> [Exercise goal]:
Please report how many lines of the material below contain the string "series". Give only the number.

┌────────

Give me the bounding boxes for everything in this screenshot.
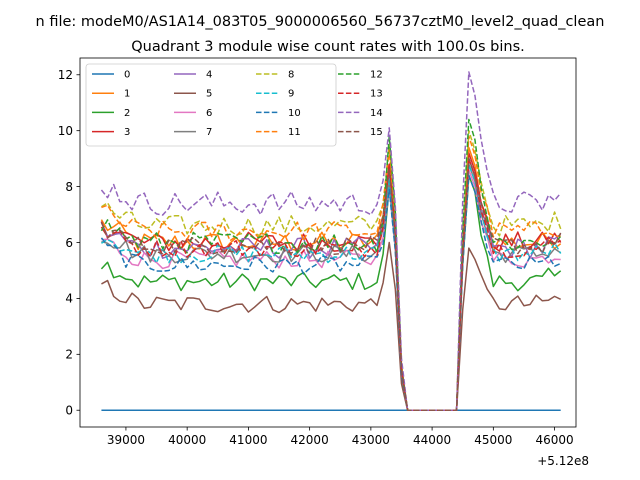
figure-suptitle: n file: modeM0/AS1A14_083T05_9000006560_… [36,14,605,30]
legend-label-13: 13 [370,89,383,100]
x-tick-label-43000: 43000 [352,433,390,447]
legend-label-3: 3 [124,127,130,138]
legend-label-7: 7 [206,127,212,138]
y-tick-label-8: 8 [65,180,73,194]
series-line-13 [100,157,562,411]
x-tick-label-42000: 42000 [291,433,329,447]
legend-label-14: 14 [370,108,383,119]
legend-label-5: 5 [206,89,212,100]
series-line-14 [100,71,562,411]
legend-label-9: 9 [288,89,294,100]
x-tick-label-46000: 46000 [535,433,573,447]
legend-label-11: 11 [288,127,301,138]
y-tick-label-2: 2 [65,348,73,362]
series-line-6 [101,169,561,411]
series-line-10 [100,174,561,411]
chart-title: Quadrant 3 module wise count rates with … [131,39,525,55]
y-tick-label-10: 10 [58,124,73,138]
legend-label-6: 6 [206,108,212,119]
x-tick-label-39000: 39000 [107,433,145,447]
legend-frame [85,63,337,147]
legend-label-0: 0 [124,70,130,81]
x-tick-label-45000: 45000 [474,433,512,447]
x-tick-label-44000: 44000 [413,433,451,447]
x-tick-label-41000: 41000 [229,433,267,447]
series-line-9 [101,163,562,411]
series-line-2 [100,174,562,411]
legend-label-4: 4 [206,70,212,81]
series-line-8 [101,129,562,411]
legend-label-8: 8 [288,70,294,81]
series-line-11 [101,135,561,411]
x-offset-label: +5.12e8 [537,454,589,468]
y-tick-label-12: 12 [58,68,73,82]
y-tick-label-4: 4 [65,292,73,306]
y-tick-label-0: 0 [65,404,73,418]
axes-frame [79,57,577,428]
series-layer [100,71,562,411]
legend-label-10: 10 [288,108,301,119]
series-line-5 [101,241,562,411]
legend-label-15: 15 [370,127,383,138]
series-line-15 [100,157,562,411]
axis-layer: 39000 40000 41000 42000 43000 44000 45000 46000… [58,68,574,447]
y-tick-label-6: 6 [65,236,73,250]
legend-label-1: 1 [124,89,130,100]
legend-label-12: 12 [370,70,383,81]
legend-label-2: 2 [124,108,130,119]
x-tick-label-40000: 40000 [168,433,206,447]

└────────
┌────────

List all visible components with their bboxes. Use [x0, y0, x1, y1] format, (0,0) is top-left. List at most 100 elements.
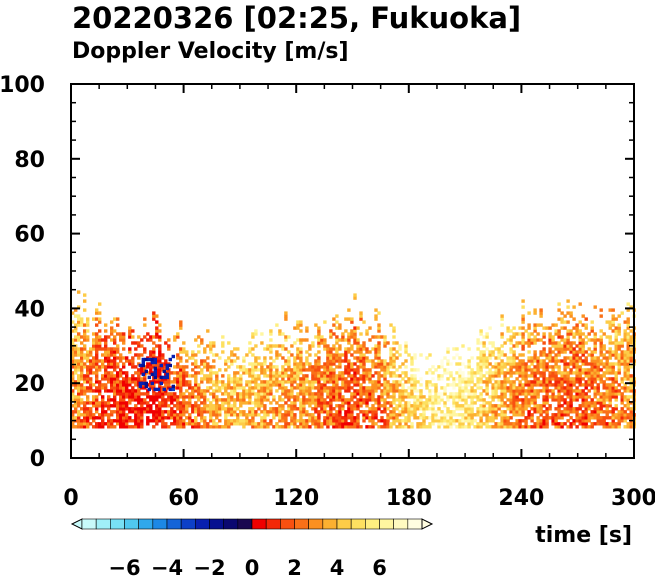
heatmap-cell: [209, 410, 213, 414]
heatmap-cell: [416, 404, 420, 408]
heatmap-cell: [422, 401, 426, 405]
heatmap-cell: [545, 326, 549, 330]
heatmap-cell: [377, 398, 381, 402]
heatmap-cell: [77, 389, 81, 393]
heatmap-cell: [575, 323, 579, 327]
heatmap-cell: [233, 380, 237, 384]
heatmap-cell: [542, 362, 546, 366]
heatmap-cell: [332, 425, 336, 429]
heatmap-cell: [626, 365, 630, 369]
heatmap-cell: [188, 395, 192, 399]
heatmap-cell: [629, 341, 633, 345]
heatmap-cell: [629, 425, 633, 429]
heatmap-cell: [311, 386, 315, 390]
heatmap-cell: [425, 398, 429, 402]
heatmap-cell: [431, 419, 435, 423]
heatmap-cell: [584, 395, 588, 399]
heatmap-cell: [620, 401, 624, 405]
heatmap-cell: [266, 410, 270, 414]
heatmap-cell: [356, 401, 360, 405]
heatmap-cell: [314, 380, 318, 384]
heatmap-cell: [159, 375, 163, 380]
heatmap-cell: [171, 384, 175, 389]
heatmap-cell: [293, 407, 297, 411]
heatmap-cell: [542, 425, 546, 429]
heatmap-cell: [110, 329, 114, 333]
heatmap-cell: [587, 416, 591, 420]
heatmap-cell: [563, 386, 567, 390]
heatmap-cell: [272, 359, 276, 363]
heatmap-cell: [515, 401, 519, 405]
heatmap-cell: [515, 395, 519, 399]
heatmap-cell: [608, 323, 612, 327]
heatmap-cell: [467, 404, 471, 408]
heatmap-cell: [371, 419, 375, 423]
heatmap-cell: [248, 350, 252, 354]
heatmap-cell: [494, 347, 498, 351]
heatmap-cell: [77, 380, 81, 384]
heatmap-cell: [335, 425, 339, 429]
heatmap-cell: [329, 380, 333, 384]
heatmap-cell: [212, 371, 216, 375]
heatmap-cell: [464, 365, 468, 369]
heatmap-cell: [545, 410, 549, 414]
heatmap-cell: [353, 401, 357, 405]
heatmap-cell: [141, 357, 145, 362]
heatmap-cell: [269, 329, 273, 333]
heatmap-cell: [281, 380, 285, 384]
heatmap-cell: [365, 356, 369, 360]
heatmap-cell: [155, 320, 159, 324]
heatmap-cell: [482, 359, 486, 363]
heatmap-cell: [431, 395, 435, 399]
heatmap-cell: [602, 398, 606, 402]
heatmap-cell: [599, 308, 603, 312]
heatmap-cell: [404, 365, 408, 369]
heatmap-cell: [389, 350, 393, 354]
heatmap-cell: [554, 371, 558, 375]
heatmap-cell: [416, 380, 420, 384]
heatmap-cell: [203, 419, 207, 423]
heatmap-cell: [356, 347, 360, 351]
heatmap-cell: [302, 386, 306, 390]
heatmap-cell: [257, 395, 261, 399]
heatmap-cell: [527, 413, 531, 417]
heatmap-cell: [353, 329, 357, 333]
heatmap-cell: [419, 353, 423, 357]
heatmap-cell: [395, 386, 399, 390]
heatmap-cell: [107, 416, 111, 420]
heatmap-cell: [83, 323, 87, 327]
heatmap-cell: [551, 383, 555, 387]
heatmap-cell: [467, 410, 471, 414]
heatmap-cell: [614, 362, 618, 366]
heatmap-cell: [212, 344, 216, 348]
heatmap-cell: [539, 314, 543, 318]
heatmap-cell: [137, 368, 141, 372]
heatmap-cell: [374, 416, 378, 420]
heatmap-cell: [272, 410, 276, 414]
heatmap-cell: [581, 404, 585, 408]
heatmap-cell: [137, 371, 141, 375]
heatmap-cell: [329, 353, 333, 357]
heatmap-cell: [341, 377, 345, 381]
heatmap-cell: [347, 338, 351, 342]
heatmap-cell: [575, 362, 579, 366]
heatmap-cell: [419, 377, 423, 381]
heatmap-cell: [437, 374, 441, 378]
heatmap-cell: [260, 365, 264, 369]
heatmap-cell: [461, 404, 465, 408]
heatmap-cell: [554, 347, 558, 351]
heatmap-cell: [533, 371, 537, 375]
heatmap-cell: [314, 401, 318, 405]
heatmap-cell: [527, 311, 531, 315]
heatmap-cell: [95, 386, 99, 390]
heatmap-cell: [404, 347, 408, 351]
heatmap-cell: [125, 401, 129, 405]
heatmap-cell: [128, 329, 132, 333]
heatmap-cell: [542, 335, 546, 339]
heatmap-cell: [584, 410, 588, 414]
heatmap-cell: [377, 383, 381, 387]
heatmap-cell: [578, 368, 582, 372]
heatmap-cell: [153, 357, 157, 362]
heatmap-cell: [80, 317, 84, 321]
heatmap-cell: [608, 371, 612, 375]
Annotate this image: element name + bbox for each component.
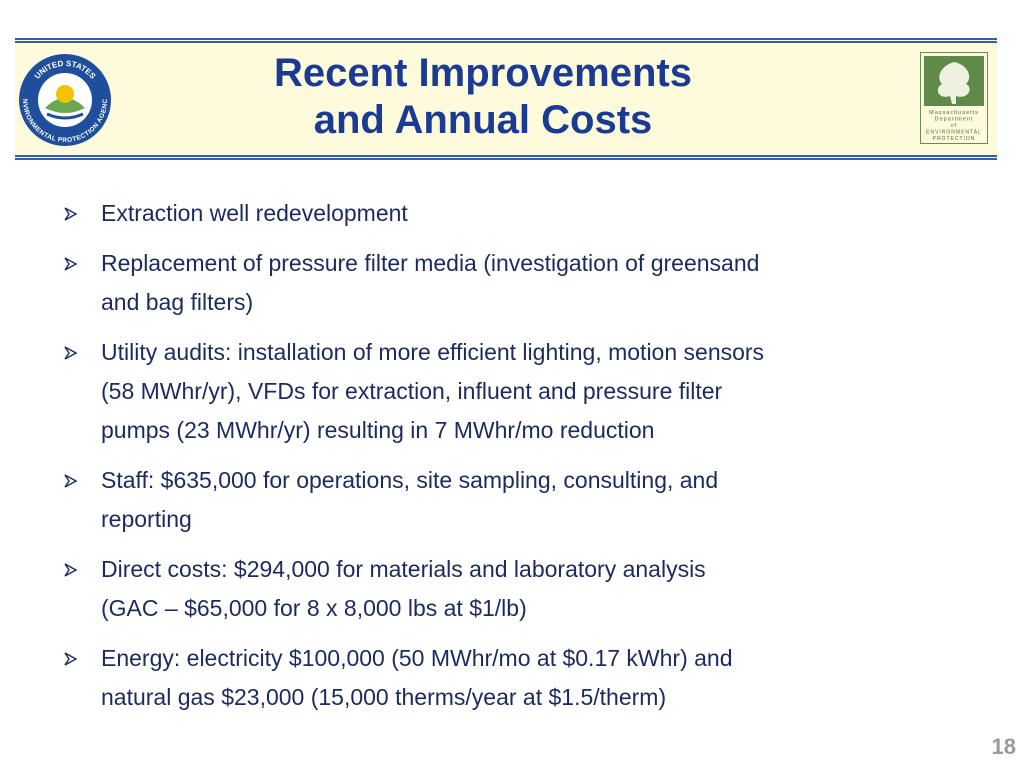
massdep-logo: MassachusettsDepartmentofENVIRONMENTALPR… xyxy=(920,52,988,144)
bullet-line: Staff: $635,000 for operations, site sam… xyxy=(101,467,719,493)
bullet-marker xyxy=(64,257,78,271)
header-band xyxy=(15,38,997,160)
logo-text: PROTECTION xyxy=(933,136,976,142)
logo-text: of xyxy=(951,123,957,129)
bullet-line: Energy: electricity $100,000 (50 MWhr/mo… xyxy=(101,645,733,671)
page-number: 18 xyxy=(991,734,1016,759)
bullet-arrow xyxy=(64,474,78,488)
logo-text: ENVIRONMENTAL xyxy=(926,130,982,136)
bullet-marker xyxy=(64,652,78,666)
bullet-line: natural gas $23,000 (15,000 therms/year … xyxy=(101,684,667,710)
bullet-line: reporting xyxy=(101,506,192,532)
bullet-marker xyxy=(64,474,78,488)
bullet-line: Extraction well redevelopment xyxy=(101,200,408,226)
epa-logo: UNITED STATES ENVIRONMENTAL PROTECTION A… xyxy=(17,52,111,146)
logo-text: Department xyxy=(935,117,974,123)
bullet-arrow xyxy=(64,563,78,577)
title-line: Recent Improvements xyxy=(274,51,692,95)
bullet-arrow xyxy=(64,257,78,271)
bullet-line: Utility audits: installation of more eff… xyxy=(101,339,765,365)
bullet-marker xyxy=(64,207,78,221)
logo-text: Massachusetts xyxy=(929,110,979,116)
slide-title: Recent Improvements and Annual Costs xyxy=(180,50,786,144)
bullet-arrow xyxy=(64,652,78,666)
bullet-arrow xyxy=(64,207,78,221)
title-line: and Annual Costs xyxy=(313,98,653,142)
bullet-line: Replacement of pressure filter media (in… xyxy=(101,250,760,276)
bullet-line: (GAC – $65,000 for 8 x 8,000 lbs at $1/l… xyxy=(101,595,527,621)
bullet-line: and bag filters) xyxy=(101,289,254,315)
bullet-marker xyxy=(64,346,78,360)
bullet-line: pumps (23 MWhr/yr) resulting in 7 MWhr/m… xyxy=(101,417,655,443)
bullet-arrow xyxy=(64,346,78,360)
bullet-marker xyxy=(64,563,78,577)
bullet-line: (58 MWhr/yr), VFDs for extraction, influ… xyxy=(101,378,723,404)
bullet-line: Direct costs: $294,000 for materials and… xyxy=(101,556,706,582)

└────────

> [Problem solution]:
11